▶ Task statement
Count lines with "morbo" in them. Report only the total.

(Data listing)

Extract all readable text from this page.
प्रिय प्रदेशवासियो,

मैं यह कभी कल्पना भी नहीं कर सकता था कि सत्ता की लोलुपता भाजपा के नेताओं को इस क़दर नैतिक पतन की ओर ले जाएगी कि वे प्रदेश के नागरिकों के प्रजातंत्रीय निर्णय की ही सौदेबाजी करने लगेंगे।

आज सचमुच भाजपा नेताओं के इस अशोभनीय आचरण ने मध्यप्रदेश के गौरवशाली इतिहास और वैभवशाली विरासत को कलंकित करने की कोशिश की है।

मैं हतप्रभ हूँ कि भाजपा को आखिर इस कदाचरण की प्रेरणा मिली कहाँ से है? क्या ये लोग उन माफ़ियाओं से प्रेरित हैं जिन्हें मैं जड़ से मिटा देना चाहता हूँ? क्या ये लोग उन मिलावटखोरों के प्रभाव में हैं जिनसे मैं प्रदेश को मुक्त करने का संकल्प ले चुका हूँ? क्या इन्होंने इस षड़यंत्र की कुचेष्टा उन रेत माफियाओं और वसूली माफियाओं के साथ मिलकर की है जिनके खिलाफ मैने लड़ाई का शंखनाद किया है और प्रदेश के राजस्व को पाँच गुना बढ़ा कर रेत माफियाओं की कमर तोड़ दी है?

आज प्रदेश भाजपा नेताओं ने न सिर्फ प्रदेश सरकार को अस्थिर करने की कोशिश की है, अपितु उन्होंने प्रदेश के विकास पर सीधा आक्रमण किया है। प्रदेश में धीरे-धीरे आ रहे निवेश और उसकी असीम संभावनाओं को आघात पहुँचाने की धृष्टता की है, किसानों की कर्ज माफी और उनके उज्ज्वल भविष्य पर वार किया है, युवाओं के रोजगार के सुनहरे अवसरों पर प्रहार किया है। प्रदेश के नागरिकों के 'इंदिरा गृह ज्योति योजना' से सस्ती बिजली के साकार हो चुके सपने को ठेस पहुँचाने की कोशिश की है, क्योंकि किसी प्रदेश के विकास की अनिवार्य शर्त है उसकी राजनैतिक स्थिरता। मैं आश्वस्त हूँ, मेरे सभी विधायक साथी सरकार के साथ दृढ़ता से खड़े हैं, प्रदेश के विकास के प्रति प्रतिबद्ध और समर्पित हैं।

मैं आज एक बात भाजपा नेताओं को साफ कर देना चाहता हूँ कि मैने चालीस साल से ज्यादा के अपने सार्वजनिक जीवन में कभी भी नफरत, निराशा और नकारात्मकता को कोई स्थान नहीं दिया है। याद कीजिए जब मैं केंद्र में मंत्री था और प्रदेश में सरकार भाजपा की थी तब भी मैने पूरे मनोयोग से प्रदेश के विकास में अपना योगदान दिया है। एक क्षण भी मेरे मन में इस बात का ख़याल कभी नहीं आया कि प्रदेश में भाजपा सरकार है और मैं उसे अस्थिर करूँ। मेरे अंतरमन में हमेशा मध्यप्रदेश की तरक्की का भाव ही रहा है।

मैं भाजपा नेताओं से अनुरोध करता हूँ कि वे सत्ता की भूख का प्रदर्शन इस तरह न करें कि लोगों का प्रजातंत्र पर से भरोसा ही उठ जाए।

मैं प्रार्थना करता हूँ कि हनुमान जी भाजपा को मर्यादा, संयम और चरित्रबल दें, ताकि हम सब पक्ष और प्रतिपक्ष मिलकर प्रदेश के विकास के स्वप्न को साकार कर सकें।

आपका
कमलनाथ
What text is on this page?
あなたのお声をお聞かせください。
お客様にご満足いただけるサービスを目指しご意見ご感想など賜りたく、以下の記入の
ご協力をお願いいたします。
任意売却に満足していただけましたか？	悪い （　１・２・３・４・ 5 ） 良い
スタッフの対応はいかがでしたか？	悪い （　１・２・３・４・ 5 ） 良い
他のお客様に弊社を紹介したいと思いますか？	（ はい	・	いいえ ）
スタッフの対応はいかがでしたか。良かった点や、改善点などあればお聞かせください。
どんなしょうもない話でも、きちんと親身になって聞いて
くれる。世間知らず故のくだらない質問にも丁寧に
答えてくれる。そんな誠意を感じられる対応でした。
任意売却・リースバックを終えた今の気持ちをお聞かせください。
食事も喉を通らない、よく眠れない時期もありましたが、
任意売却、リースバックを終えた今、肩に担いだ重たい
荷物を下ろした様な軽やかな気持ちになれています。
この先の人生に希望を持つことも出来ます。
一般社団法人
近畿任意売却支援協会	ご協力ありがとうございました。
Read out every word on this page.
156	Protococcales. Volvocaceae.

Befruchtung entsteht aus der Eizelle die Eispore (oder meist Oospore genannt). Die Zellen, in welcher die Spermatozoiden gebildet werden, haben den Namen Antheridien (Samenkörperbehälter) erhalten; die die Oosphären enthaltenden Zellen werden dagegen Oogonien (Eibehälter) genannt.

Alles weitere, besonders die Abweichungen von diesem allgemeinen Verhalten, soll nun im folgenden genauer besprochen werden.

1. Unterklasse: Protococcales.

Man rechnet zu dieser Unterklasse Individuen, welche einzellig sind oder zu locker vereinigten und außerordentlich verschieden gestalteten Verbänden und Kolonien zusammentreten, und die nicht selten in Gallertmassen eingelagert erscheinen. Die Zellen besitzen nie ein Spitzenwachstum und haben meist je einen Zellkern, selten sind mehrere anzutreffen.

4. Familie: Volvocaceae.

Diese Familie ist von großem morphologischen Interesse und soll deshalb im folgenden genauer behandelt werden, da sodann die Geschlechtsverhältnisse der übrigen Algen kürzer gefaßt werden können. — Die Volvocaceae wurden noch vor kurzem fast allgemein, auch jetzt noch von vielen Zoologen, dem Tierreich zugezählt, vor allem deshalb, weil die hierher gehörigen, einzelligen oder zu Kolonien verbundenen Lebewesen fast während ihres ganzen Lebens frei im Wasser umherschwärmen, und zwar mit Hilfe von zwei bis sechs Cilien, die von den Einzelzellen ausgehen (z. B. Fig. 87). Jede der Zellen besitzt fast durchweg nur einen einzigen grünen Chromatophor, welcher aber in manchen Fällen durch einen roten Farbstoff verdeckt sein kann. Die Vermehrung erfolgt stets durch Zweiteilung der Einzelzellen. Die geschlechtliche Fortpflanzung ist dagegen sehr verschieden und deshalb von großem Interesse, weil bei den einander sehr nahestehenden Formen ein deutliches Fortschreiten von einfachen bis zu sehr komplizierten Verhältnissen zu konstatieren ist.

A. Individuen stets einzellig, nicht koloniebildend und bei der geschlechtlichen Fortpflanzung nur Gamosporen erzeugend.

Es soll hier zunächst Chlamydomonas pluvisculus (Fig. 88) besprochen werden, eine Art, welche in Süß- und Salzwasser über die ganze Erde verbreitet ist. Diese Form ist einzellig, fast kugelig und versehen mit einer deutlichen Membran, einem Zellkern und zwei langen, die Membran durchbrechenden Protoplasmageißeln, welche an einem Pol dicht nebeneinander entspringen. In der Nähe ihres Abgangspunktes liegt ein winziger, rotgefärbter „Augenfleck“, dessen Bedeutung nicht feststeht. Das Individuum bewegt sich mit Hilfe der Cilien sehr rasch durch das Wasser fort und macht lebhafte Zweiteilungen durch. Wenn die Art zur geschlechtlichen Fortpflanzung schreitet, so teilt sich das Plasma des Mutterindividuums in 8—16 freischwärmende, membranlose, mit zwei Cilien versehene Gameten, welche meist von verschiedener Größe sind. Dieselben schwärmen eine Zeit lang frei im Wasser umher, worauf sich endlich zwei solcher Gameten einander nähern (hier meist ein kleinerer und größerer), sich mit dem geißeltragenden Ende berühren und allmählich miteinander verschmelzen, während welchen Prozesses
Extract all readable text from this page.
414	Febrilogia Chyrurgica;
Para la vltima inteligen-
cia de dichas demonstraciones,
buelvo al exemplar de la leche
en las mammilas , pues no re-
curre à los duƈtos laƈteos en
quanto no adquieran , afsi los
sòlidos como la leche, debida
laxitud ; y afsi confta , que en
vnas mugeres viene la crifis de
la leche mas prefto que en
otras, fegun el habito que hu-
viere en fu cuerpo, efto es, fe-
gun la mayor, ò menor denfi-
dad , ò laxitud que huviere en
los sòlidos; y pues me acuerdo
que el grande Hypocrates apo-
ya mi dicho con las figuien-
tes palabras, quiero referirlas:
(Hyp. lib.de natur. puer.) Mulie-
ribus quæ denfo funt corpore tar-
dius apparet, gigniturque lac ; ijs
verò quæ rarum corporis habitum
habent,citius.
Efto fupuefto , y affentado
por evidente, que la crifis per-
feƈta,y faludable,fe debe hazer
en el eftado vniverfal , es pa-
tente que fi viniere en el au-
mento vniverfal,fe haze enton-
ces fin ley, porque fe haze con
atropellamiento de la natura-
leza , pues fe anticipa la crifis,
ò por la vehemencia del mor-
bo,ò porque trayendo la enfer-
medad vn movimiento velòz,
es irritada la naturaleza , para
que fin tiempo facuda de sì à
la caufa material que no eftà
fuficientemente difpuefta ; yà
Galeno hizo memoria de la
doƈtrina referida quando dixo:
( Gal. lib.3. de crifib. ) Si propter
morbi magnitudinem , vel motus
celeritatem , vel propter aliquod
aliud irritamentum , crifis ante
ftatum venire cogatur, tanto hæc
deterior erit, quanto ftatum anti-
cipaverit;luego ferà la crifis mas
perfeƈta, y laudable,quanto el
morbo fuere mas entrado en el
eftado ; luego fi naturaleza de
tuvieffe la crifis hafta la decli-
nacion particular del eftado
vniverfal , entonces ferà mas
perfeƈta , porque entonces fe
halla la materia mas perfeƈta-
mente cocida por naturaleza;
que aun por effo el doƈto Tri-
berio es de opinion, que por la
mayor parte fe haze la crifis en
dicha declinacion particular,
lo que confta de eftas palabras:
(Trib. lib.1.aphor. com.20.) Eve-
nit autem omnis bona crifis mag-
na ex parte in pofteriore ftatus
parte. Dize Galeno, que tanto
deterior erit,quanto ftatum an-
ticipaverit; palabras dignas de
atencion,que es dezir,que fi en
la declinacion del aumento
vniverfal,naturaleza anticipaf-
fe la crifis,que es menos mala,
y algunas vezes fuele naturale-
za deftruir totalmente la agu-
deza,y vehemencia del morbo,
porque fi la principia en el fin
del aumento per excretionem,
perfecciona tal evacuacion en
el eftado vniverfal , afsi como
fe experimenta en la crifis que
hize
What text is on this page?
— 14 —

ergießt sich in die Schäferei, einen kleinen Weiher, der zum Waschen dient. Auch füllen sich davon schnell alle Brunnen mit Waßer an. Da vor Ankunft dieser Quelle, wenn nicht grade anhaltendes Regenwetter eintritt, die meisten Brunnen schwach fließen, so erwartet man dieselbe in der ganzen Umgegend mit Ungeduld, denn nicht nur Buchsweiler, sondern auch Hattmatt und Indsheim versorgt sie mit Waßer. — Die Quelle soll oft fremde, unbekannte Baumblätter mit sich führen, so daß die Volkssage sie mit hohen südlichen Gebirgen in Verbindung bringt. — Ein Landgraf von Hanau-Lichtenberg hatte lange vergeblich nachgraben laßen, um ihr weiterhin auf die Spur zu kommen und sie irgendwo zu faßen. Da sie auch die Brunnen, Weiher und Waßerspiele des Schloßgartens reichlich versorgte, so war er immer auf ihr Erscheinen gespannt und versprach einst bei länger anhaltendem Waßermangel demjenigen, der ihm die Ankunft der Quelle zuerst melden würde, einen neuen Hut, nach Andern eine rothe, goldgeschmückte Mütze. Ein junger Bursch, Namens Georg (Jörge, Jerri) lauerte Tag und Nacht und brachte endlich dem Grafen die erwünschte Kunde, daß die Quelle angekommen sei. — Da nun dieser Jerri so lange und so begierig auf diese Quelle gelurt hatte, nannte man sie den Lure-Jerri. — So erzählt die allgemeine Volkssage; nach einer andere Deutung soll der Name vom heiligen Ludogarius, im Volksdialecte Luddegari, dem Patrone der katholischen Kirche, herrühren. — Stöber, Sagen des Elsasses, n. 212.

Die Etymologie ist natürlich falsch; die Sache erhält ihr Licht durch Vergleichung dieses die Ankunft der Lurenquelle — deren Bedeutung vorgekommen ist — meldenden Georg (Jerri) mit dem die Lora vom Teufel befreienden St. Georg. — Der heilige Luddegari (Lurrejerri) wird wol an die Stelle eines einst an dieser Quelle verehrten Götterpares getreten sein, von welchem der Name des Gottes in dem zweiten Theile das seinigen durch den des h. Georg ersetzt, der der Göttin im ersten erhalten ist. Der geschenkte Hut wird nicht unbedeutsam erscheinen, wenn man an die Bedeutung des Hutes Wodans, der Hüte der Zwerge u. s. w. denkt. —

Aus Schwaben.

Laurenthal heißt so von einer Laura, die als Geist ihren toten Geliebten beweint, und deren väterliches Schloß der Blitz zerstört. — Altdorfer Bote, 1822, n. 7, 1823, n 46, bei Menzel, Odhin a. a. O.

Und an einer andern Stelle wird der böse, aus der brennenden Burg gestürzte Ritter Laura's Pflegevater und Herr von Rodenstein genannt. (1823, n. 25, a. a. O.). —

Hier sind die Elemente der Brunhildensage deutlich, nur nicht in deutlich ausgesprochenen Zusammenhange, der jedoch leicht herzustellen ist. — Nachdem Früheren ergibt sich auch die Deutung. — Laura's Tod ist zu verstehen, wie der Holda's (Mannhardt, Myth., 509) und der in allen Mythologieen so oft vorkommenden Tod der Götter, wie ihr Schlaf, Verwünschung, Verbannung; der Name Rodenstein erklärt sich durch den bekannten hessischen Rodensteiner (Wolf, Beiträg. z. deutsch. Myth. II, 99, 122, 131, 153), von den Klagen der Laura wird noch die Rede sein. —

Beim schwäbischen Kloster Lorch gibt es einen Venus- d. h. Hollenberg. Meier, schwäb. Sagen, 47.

▶ Expected output
2